* **The request**: Please say how many lines of the listing hold "text", with no other words in the answer.

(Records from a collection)
BEGIN

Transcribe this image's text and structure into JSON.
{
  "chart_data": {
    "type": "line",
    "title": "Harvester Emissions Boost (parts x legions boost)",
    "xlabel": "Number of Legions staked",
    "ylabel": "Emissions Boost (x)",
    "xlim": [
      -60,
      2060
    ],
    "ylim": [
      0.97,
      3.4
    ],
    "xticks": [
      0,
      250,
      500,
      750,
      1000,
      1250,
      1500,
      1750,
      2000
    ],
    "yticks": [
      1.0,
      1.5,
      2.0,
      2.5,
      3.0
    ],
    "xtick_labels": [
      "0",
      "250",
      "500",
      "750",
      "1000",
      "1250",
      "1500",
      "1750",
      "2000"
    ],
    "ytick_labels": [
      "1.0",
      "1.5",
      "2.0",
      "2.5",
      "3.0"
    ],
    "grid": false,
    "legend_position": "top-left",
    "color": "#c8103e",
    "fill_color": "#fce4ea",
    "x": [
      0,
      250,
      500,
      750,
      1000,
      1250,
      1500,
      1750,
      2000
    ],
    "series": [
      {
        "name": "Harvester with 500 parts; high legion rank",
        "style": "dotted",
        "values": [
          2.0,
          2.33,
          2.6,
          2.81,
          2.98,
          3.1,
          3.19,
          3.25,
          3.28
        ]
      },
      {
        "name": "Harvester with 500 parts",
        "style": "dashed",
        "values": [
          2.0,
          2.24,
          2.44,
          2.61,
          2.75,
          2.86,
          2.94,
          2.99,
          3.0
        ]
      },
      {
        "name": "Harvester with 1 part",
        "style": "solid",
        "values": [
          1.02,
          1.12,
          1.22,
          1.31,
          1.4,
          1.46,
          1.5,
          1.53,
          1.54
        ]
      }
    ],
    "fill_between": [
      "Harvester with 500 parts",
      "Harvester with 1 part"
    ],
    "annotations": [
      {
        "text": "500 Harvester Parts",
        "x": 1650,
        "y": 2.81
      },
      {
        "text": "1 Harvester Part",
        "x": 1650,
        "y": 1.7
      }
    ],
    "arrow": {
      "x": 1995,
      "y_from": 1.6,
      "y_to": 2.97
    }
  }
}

END
BEGIN

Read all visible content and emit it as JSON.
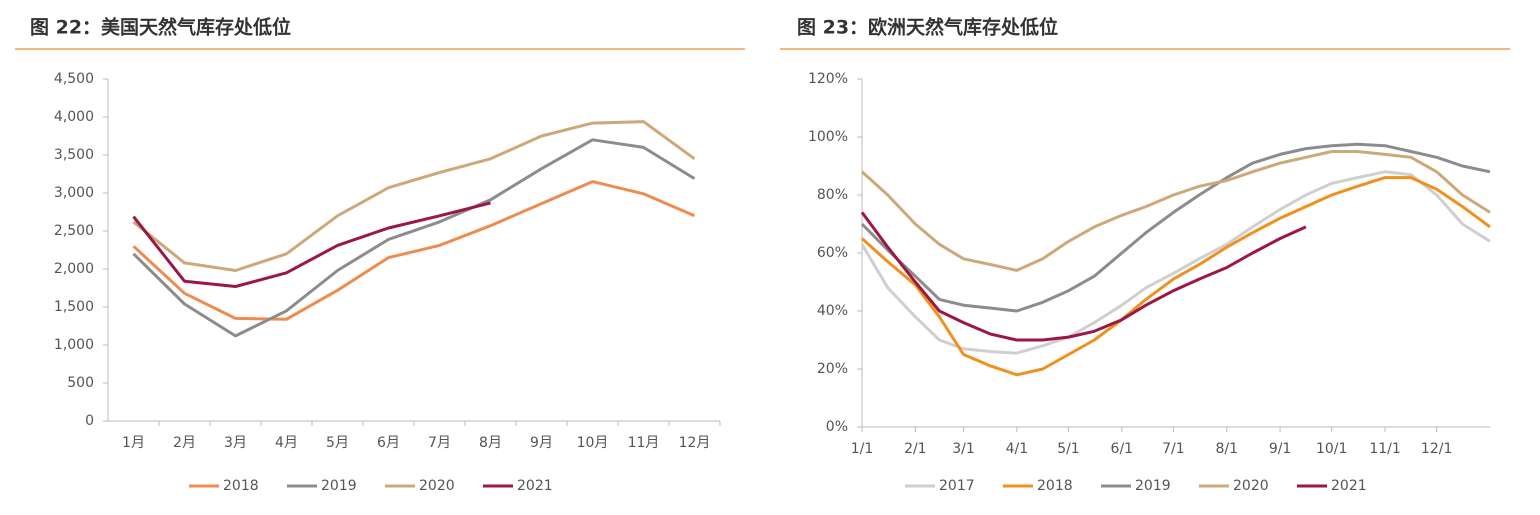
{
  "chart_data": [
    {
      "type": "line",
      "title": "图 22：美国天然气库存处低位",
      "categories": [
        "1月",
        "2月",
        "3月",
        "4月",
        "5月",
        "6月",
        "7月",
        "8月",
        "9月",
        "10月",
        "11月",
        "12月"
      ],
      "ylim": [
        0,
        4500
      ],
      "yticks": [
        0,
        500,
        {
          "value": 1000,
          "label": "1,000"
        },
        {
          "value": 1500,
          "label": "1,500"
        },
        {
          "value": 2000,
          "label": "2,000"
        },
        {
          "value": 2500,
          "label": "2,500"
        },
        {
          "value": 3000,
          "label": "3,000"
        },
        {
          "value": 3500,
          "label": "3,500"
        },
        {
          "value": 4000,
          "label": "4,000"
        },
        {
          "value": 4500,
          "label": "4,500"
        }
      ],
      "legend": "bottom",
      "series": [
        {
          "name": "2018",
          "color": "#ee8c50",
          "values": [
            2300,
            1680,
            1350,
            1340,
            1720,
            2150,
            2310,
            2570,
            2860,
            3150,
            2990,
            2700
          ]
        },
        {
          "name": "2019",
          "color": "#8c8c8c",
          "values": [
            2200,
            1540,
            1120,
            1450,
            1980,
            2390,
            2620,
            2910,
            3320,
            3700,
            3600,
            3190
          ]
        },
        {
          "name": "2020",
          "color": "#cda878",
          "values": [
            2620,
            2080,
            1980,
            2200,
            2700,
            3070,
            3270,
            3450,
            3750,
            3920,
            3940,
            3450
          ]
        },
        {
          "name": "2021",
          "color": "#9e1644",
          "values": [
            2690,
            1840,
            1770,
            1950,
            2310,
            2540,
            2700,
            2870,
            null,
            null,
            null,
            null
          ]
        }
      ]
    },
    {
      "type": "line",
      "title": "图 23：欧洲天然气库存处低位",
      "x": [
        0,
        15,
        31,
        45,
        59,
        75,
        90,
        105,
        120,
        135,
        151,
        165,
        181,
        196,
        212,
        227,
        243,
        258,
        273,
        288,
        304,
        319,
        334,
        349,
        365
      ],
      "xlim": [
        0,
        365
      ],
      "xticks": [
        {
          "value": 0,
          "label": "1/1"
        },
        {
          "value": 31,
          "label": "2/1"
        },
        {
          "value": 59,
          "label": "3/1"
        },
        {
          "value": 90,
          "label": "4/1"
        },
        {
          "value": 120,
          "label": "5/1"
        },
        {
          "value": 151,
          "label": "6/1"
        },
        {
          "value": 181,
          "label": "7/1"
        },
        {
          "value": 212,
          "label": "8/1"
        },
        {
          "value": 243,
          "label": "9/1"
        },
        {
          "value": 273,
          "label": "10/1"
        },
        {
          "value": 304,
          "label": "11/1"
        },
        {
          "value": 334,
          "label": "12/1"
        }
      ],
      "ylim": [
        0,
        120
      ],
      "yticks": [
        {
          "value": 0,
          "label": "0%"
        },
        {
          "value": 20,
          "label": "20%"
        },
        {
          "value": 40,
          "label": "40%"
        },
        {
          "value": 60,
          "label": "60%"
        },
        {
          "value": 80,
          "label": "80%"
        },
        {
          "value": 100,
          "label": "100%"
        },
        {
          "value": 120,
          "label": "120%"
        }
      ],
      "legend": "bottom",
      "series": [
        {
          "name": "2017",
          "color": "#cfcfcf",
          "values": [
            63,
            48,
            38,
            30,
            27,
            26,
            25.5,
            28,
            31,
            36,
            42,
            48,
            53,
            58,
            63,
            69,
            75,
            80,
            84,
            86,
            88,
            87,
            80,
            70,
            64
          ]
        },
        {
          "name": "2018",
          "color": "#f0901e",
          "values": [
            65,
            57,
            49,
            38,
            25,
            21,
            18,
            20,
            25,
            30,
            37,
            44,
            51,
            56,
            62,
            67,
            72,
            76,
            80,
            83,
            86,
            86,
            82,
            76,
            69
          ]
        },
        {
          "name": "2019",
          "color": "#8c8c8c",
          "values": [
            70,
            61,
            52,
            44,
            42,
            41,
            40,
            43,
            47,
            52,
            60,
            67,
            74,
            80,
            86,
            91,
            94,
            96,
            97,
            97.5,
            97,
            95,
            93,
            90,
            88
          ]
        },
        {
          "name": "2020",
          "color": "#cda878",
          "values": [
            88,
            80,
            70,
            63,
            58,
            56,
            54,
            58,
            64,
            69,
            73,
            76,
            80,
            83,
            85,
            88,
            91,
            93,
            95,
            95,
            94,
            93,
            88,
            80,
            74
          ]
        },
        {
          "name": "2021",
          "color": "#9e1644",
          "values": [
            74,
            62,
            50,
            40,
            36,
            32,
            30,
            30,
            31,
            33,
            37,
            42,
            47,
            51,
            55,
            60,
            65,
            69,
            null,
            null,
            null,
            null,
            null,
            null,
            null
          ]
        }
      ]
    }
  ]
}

END

* **Task solution**: 3